Your task is to retype the lines between the line with "Enumerate this screenshot's" and the line with "Decode this image", inclusive. Copy no pictures and no other lines.

** Material shown **
◆ ◆ ◆

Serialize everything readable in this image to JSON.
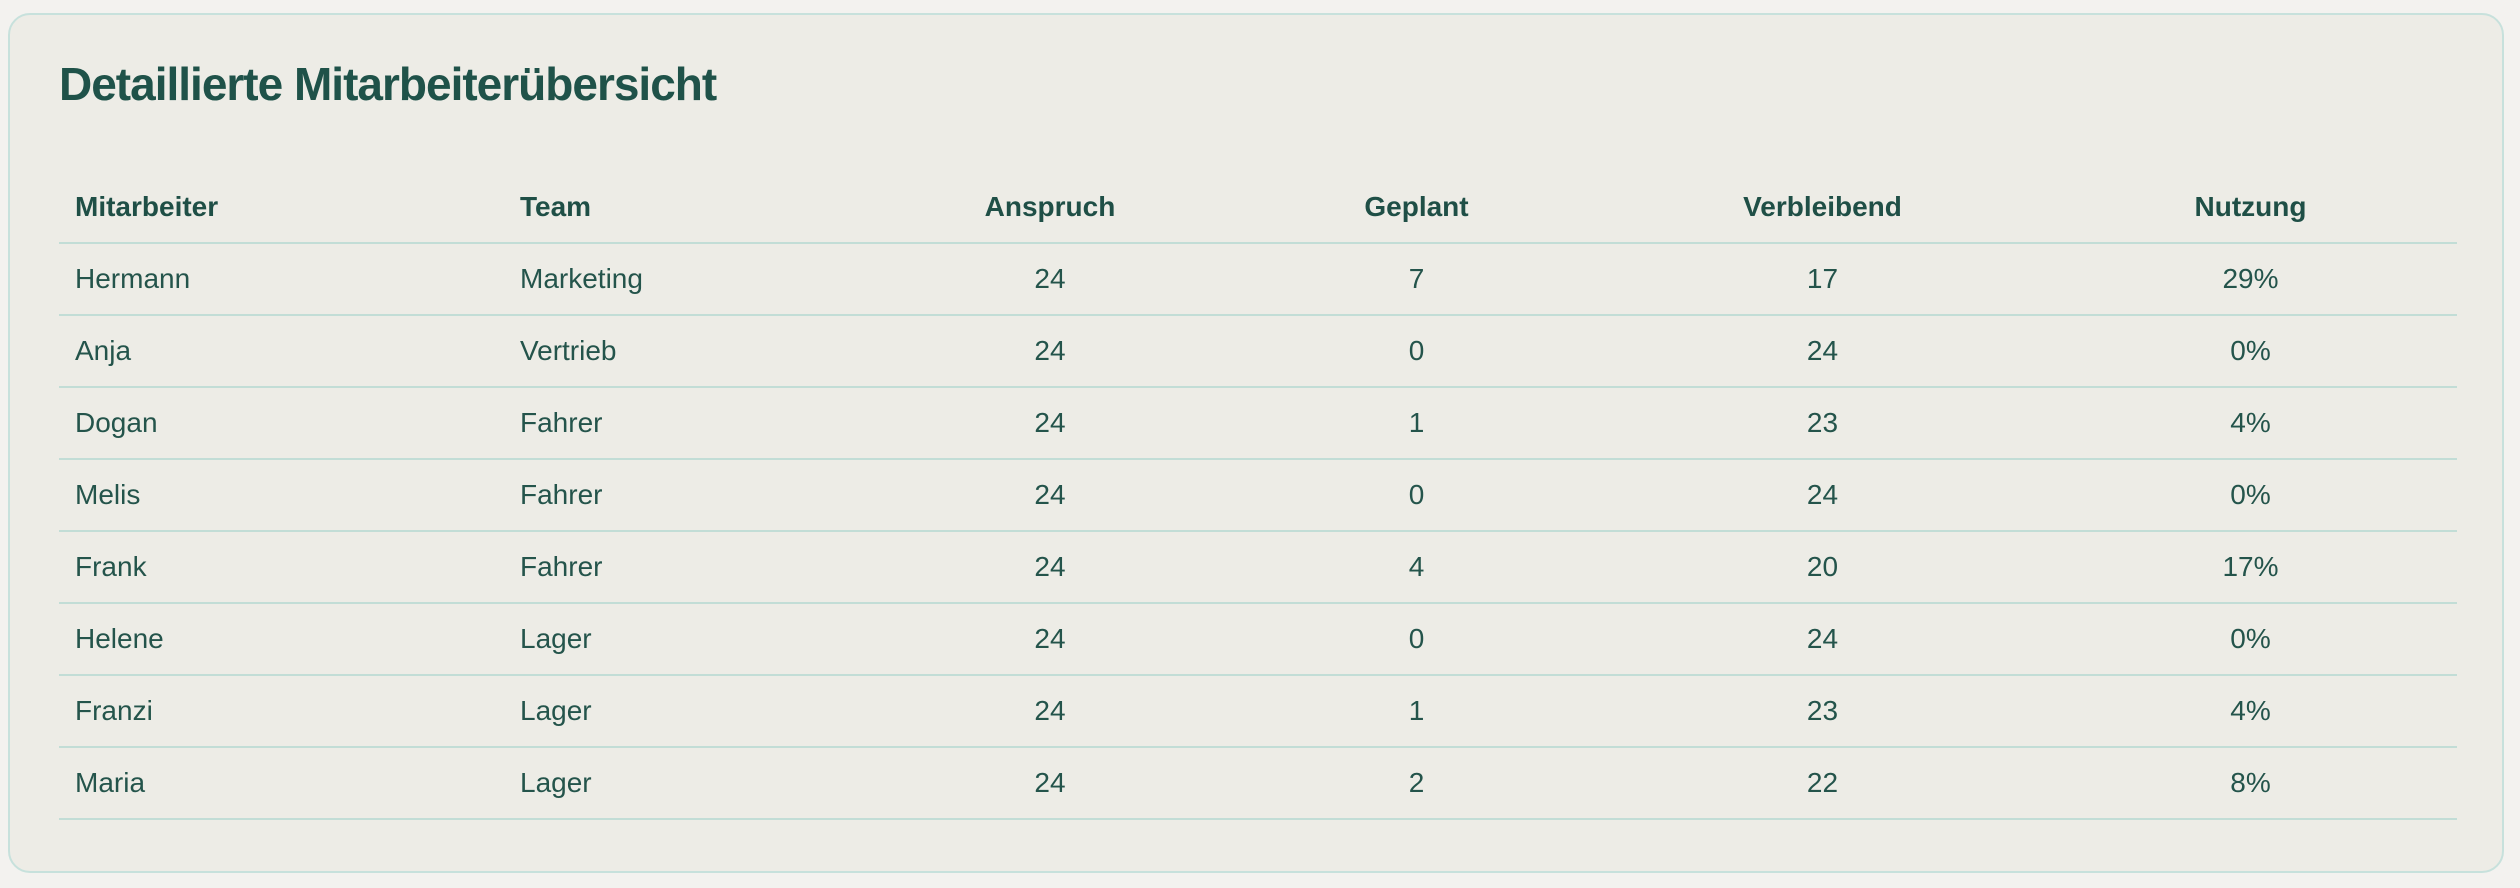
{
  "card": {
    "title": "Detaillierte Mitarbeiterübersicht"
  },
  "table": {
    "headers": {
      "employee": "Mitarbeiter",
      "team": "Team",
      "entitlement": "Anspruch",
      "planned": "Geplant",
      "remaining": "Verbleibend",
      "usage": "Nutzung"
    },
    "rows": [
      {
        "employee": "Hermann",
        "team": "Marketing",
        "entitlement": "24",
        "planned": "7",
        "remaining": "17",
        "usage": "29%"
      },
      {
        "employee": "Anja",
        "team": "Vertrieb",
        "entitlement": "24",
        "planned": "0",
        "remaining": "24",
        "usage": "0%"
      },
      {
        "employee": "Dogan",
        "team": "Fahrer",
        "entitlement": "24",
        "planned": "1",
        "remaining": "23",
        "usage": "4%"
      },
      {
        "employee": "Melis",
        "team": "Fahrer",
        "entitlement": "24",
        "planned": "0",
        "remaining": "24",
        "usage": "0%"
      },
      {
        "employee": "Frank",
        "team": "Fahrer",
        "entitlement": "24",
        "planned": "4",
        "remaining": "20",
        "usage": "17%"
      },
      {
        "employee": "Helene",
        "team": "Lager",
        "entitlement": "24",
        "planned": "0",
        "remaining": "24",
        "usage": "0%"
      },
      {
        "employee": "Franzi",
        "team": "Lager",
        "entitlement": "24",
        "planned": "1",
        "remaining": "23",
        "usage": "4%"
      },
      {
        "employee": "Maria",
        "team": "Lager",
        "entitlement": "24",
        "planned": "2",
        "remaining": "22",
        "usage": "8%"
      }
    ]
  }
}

◆ ◆ ◆

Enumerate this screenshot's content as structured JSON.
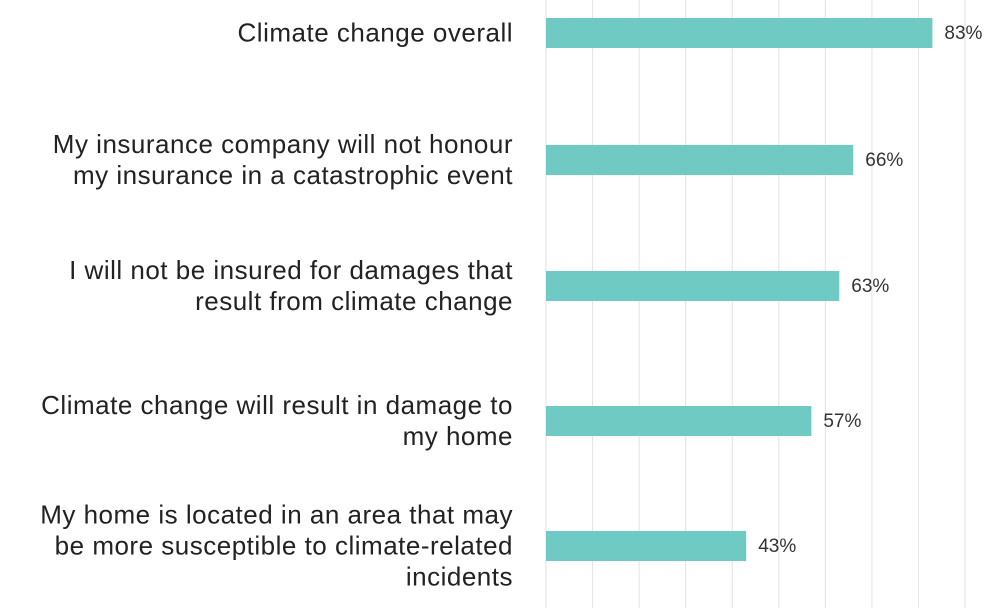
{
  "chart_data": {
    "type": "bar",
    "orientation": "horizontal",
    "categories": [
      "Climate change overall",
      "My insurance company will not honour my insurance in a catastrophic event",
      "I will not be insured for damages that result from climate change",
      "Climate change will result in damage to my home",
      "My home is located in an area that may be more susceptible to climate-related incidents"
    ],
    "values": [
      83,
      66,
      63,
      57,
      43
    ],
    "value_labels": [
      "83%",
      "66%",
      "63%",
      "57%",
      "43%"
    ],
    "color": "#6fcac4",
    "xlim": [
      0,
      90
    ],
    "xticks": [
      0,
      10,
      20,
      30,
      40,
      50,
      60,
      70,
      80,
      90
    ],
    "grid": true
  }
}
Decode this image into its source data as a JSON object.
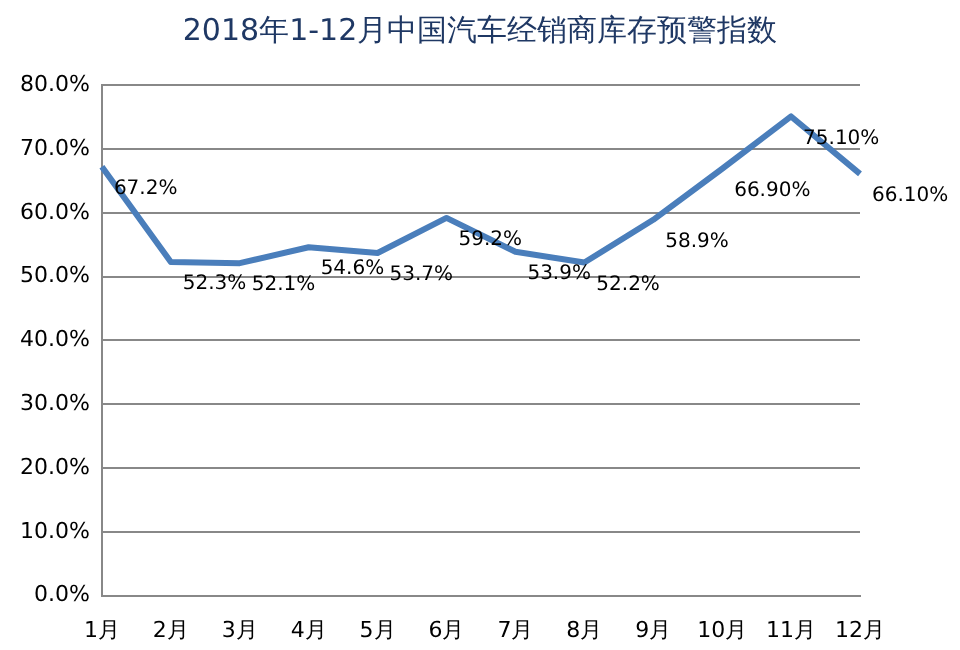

◆ ◆ ◆

** Written answer **
Enumerate this screenshot's content as structured JSON.
{
  "chart_data": {
    "type": "bar",
    "orientation": "horizontal",
    "categories": [
      "Climate change overall",
      "My insurance company will not honour my insurance in a catastrophic event",
      "I will not be insured for damages that result from climate change",
      "Climate change will result in damage to my home",
      "My home is located in an area that may be more susceptible to climate-related incidents"
    ],
    "values": [
      83,
      66,
      63,
      57,
      43
    ],
    "value_labels": [
      "83%",
      "66%",
      "63%",
      "57%",
      "43%"
    ],
    "color": "#6fcac4",
    "xlim": [
      0,
      90
    ],
    "xticks": [
      0,
      10,
      20,
      30,
      40,
      50,
      60,
      70,
      80,
      90
    ],
    "grid": true
  }
}
Decode this image into its source data as a JSON object.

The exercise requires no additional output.